## Request
Write out the records below word for word, please.

Structured figure records
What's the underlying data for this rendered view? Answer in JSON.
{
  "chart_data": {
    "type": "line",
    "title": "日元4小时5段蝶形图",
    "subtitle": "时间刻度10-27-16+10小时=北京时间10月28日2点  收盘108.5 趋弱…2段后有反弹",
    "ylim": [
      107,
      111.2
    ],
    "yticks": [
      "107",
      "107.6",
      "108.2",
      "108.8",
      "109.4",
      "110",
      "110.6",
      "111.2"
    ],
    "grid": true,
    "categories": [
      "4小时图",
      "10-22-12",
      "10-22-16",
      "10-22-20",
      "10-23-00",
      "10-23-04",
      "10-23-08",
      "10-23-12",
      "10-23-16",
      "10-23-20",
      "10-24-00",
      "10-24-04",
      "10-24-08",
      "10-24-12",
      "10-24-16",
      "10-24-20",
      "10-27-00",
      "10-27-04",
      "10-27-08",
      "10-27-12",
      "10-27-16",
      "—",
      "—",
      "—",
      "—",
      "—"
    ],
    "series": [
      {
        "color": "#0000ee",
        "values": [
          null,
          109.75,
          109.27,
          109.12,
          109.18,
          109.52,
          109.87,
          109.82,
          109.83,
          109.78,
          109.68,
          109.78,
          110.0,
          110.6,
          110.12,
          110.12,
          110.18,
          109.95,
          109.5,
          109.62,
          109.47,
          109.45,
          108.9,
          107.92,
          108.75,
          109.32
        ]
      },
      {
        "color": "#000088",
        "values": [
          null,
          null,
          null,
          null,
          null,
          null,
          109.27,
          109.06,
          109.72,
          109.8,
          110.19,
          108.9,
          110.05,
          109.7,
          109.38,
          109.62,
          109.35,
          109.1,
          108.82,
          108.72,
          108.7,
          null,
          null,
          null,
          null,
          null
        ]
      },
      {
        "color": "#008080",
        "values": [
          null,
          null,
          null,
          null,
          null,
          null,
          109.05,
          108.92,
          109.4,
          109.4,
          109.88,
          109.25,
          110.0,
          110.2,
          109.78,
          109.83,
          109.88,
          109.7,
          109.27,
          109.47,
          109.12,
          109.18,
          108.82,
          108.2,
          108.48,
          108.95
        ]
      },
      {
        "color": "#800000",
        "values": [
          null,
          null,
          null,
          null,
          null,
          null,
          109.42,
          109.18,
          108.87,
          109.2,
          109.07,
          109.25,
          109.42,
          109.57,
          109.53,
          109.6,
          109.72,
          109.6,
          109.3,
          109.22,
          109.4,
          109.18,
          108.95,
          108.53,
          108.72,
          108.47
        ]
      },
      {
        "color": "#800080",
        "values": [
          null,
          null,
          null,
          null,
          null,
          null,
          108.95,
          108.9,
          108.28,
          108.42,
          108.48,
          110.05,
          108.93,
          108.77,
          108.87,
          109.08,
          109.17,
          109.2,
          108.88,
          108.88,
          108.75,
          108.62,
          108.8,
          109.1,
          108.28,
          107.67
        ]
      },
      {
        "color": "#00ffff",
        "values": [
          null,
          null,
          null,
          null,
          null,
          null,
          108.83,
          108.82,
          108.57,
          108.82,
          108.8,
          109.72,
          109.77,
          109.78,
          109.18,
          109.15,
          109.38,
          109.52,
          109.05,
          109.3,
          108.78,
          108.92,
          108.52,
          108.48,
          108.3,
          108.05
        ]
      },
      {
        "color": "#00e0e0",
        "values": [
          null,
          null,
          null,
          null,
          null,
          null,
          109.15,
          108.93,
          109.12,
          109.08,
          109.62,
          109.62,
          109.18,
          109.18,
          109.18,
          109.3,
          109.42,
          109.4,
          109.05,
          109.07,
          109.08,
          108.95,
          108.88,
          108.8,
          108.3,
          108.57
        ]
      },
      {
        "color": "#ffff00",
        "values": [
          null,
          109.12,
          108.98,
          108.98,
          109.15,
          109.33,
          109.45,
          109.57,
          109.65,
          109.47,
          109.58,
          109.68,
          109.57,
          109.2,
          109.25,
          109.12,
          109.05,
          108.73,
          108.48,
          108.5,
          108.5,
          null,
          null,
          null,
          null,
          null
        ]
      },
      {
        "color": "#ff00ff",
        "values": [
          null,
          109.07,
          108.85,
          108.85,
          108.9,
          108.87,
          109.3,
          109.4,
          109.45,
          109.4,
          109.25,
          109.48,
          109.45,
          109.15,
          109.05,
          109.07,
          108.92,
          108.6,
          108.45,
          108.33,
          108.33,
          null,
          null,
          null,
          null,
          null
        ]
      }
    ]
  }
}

## In response
What's the underlying data for this rendered view? Answer in JSON.
{
  "chart_data": {
    "type": "line",
    "title": "日元4小时5段蝶形图",
    "subtitle": "时间刻度10-27-16+10小时=北京时间10月28日2点  收盘108.5 趋弱…2段后有反弹",
    "ylim": [
      107,
      111.2
    ],
    "yticks": [
      "107",
      "107.6",
      "108.2",
      "108.8",
      "109.4",
      "110",
      "110.6",
      "111.2"
    ],
    "grid": true,
    "categories": [
      "4小时图",
      "10-22-12",
      "10-22-16",
      "10-22-20",
      "10-23-00",
      "10-23-04",
      "10-23-08",
      "10-23-12",
      "10-23-16",
      "10-23-20",
      "10-24-00",
      "10-24-04",
      "10-24-08",
      "10-24-12",
      "10-24-16",
      "10-24-20",
      "10-27-00",
      "10-27-04",
      "10-27-08",
      "10-27-12",
      "10-27-16",
      "—",
      "—",
      "—",
      "—",
      "—"
    ],
    "series": [
      {
        "color": "#0000ee",
        "values": [
          null,
          109.75,
          109.27,
          109.12,
          109.18,
          109.52,
          109.87,
          109.82,
          109.83,
          109.78,
          109.68,
          109.78,
          110.0,
          110.6,
          110.12,
          110.12,
          110.18,
          109.95,
          109.5,
          109.62,
          109.47,
          109.45,
          108.9,
          107.92,
          108.75,
          109.32
        ]
      },
      {
        "color": "#000088",
        "values": [
          null,
          null,
          null,
          null,
          null,
          null,
          109.27,
          109.06,
          109.72,
          109.8,
          110.19,
          108.9,
          110.05,
          109.7,
          109.38,
          109.62,
          109.35,
          109.1,
          108.82,
          108.72,
          108.7,
          null,
          null,
          null,
          null,
          null
        ]
      },
      {
        "color": "#008080",
        "values": [
          null,
          null,
          null,
          null,
          null,
          null,
          109.05,
          108.92,
          109.4,
          109.4,
          109.88,
          109.25,
          110.0,
          110.2,
          109.78,
          109.83,
          109.88,
          109.7,
          109.27,
          109.47,
          109.12,
          109.18,
          108.82,
          108.2,
          108.48,
          108.95
        ]
      },
      {
        "color": "#800000",
        "values": [
          null,
          null,
          null,
          null,
          null,
          null,
          109.42,
          109.18,
          108.87,
          109.2,
          109.07,
          109.25,
          109.42,
          109.57,
          109.53,
          109.6,
          109.72,
          109.6,
          109.3,
          109.22,
          109.4,
          109.18,
          108.95,
          108.53,
          108.72,
          108.47
        ]
      },
      {
        "color": "#800080",
        "values": [
          null,
          null,
          null,
          null,
          null,
          null,
          108.95,
          108.9,
          108.28,
          108.42,
          108.48,
          110.05,
          108.93,
          108.77,
          108.87,
          109.08,
          109.17,
          109.2,
          108.88,
          108.88,
          108.75,
          108.62,
          108.8,
          109.1,
          108.28,
          107.67
        ]
      },
      {
        "color": "#00ffff",
        "values": [
          null,
          null,
          null,
          null,
          null,
          null,
          108.83,
          108.82,
          108.57,
          108.82,
          108.8,
          109.72,
          109.77,
          109.78,
          109.18,
          109.15,
          109.38,
          109.52,
          109.05,
          109.3,
          108.78,
          108.92,
          108.52,
          108.48,
          108.3,
          108.05
        ]
      },
      {
        "color": "#00e0e0",
        "values": [
          null,
          null,
          null,
          null,
          null,
          null,
          109.15,
          108.93,
          109.12,
          109.08,
          109.62,
          109.62,
          109.18,
          109.18,
          109.18,
          109.3,
          109.42,
          109.4,
          109.05,
          109.07,
          109.08,
          108.95,
          108.88,
          108.8,
          108.3,
          108.57
        ]
      },
      {
        "color": "#ffff00",
        "values": [
          null,
          109.12,
          108.98,
          108.98,
          109.15,
          109.33,
          109.45,
          109.57,
          109.65,
          109.47,
          109.58,
          109.68,
          109.57,
          109.2,
          109.25,
          109.12,
          109.05,
          108.73,
          108.48,
          108.5,
          108.5,
          null,
          null,
          null,
          null,
          null
        ]
      },
      {
        "color": "#ff00ff",
        "values": [
          null,
          109.07,
          108.85,
          108.85,
          108.9,
          108.87,
          109.3,
          109.4,
          109.45,
          109.4,
          109.25,
          109.48,
          109.45,
          109.15,
          109.05,
          109.07,
          108.92,
          108.6,
          108.45,
          108.33,
          108.33,
          null,
          null,
          null,
          null,
          null
        ]
      }
    ]
  }
}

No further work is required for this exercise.